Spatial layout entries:
------------------------------------------------------------------------
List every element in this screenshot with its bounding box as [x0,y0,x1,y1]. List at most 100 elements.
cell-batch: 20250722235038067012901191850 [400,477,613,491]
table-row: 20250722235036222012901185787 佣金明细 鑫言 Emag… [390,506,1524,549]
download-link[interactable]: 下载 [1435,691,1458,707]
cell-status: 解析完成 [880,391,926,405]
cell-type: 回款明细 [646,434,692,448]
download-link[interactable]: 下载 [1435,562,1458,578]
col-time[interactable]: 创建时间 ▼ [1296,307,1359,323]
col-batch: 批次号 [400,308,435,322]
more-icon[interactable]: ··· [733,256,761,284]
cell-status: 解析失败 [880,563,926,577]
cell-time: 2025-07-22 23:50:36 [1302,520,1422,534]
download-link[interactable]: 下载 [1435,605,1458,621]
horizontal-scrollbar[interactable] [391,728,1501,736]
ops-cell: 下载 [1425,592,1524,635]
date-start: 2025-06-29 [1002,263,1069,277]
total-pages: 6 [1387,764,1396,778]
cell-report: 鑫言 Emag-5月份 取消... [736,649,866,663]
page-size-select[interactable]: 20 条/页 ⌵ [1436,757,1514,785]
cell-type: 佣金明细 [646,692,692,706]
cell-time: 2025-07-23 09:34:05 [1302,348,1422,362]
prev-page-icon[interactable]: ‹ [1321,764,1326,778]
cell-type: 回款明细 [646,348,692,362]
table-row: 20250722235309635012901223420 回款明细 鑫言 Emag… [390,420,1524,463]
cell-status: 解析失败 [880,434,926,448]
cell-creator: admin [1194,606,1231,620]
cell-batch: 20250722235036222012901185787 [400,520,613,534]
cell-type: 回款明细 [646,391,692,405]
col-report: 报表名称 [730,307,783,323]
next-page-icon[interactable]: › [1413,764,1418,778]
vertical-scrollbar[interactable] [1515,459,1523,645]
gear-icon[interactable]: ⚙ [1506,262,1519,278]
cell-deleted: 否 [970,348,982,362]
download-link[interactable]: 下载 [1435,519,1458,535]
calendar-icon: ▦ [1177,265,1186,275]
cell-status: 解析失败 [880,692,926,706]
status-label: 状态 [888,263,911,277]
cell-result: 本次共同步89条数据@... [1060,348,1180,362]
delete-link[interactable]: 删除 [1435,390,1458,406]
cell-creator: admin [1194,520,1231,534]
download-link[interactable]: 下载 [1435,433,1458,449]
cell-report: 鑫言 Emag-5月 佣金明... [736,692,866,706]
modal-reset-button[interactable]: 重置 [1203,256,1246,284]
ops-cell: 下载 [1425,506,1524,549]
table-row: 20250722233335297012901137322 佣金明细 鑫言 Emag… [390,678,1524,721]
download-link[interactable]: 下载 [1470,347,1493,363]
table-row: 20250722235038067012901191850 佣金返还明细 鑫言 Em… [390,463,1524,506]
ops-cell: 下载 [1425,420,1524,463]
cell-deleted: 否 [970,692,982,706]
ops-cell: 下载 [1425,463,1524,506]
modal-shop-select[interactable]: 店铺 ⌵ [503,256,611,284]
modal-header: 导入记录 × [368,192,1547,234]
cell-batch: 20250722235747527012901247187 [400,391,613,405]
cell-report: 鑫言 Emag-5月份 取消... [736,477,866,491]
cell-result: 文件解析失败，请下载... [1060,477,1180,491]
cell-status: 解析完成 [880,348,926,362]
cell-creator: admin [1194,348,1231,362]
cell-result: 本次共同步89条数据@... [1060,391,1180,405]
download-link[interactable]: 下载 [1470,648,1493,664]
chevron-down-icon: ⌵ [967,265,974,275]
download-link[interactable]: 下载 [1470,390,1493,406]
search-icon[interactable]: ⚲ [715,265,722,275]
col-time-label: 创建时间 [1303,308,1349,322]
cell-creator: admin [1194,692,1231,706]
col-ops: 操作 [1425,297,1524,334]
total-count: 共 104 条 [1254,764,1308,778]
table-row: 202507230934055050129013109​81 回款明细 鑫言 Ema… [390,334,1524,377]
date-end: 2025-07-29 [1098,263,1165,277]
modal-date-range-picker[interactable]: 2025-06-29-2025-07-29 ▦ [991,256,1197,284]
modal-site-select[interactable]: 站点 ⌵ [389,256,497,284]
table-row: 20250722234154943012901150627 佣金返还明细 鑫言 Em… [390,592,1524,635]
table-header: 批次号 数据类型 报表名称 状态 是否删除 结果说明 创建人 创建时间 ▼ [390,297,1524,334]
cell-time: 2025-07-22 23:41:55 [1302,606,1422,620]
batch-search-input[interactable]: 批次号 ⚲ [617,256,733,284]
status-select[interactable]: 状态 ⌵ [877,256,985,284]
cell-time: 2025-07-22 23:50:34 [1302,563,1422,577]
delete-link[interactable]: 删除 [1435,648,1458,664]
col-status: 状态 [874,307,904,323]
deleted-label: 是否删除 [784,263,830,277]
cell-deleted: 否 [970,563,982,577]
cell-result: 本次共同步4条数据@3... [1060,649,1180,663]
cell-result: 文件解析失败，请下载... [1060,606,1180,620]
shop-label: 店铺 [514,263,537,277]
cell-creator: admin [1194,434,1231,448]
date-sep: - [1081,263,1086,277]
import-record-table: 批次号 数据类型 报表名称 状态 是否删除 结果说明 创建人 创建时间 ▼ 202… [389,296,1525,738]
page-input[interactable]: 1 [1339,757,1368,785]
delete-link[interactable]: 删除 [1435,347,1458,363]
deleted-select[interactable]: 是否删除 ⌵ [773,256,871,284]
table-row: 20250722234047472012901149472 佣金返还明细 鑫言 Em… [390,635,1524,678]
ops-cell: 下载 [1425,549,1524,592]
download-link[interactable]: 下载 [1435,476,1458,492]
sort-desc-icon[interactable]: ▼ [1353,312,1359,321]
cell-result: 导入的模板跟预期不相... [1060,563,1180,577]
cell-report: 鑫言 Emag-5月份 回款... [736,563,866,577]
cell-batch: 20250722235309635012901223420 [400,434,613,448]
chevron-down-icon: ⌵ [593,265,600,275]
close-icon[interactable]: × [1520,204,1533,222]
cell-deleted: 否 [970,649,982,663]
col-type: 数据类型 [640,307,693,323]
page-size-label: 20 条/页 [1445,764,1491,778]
------------------------------------------------------------------------
* What is required
Print all of the records above again, line for line, without altering anything.

* Answer
List every element in this screenshot with its bounding box as [x0,y0,x1,y1]. List at most 100 elements.
cell-batch: 20250722235038067012901191850 [400,477,613,491]
table-row: 20250722235036222012901185787 佣金明细 鑫言 Emag… [390,506,1524,549]
download-link[interactable]: 下载 [1435,691,1458,707]
cell-status: 解析完成 [880,391,926,405]
cell-type: 回款明细 [646,434,692,448]
download-link[interactable]: 下载 [1435,562,1458,578]
col-time[interactable]: 创建时间 ▼ [1296,307,1359,323]
col-batch: 批次号 [400,308,435,322]
more-icon[interactable]: ··· [733,256,761,284]
cell-status: 解析失败 [880,563,926,577]
cell-time: 2025-07-22 23:50:36 [1302,520,1422,534]
download-link[interactable]: 下载 [1435,605,1458,621]
horizontal-scrollbar[interactable] [391,728,1501,736]
ops-cell: 下载 [1425,592,1524,635]
date-start: 2025-06-29 [1002,263,1069,277]
total-pages: 6 [1387,764,1396,778]
cell-report: 鑫言 Emag-5月份 取消... [736,649,866,663]
page-size-select[interactable]: 20 条/页 ⌵ [1436,757,1514,785]
cell-type: 佣金明细 [646,692,692,706]
cell-time: 2025-07-23 09:34:05 [1302,348,1422,362]
prev-page-icon[interactable]: ‹ [1321,764,1326,778]
cell-type: 回款明细 [646,348,692,362]
table-row: 20250722235309635012901223420 回款明细 鑫言 Emag… [390,420,1524,463]
cell-status: 解析失败 [880,434,926,448]
cell-creator: admin [1194,606,1231,620]
cell-batch: 20250722235036222012901185787 [400,520,613,534]
cell-type: 回款明细 [646,391,692,405]
col-report: 报表名称 [730,307,783,323]
next-page-icon[interactable]: › [1413,764,1418,778]
vertical-scrollbar[interactable] [1515,459,1523,645]
gear-icon[interactable]: ⚙ [1506,262,1519,278]
cell-deleted: 否 [970,348,982,362]
download-link[interactable]: 下载 [1435,519,1458,535]
calendar-icon: ▦ [1177,265,1186,275]
cell-status: 解析失败 [880,692,926,706]
status-label: 状态 [888,263,911,277]
cell-result: 本次共同步89条数据@... [1060,348,1180,362]
delete-link[interactable]: 删除 [1435,390,1458,406]
cell-creator: admin [1194,520,1231,534]
download-link[interactable]: 下载 [1435,433,1458,449]
cell-report: 鑫言 Emag-5月 佣金明... [736,692,866,706]
modal-reset-button[interactable]: 重置 [1203,256,1246,284]
ops-cell: 下载 [1425,506,1524,549]
table-row: 20250722233335297012901137322 佣金明细 鑫言 Emag… [390,678,1524,721]
download-link[interactable]: 下载 [1470,347,1493,363]
table-row: 20250722235038067012901191850 佣金返还明细 鑫言 Em… [390,463,1524,506]
ops-cell: 下载 [1425,420,1524,463]
cell-deleted: 否 [970,692,982,706]
ops-cell: 下载 [1425,463,1524,506]
modal-shop-select[interactable]: 店铺 ⌵ [503,256,611,284]
modal-header: 导入记录 × [368,192,1547,234]
cell-batch: 20250722235747527012901247187 [400,391,613,405]
cell-report: 鑫言 Emag-5月份 取消... [736,477,866,491]
cell-result: 文件解析失败，请下载... [1060,477,1180,491]
cell-status: 解析完成 [880,348,926,362]
cell-creator: admin [1194,348,1231,362]
cell-result: 本次共同步89条数据@... [1060,391,1180,405]
download-link[interactable]: 下载 [1470,648,1493,664]
chevron-down-icon: ⌵ [967,265,974,275]
download-link[interactable]: 下载 [1470,390,1493,406]
search-icon[interactable]: ⚲ [715,265,722,275]
col-time-label: 创建时间 [1303,308,1349,322]
cell-creator: admin [1194,692,1231,706]
col-ops: 操作 [1425,297,1524,334]
total-count: 共 104 条 [1254,764,1308,778]
table-row: 202507230934055050129013109​81 回款明细 鑫言 Ema… [390,334,1524,377]
date-end: 2025-07-29 [1098,263,1165,277]
modal-date-range-picker[interactable]: 2025-06-29-2025-07-29 ▦ [991,256,1197,284]
modal-site-select[interactable]: 站点 ⌵ [389,256,497,284]
table-row: 20250722234154943012901150627 佣金返还明细 鑫言 Em… [390,592,1524,635]
table-header: 批次号 数据类型 报表名称 状态 是否删除 结果说明 创建人 创建时间 ▼ [390,297,1524,334]
cell-time: 2025-07-22 23:41:55 [1302,606,1422,620]
batch-search-input[interactable]: 批次号 ⚲ [617,256,733,284]
status-select[interactable]: 状态 ⌵ [877,256,985,284]
cell-time: 2025-07-22 23:50:34 [1302,563,1422,577]
delete-link[interactable]: 删除 [1435,648,1458,664]
col-status: 状态 [874,307,904,323]
deleted-label: 是否删除 [784,263,830,277]
cell-deleted: 否 [970,563,982,577]
cell-result: 本次共同步4条数据@3... [1060,649,1180,663]
cell-result: 文件解析失败，请下载... [1060,606,1180,620]
shop-label: 店铺 [514,263,537,277]
cell-creator: admin [1194,434,1231,448]
date-sep: - [1081,263,1086,277]
import-record-table: 批次号 数据类型 报表名称 状态 是否删除 结果说明 创建人 创建时间 ▼ 202… [389,296,1525,738]
page-input[interactable]: 1 [1339,757,1368,785]
delete-link[interactable]: 删除 [1435,347,1458,363]
deleted-select[interactable]: 是否删除 ⌵ [773,256,871,284]
table-row: 20250722234047472012901149472 佣金返还明细 鑫言 Em… [390,635,1524,678]
ops-cell: 下载 [1425,549,1524,592]
download-link[interactable]: 下载 [1435,476,1458,492]
sort-desc-icon[interactable]: ▼ [1353,312,1359,321]
cell-result: 导入的模板跟预期不相... [1060,563,1180,577]
cell-report: 鑫言 Emag-5月份 回款... [736,563,866,577]
cell-batch: 20250722235309635012901223420 [400,434,613,448]
chevron-down-icon: ⌵ [593,265,600,275]
close-icon[interactable]: × [1520,204,1533,222]
cell-deleted: 否 [970,649,982,663]
col-type: 数据类型 [640,307,693,323]
page-size-label: 20 条/页 [1445,764,1491,778]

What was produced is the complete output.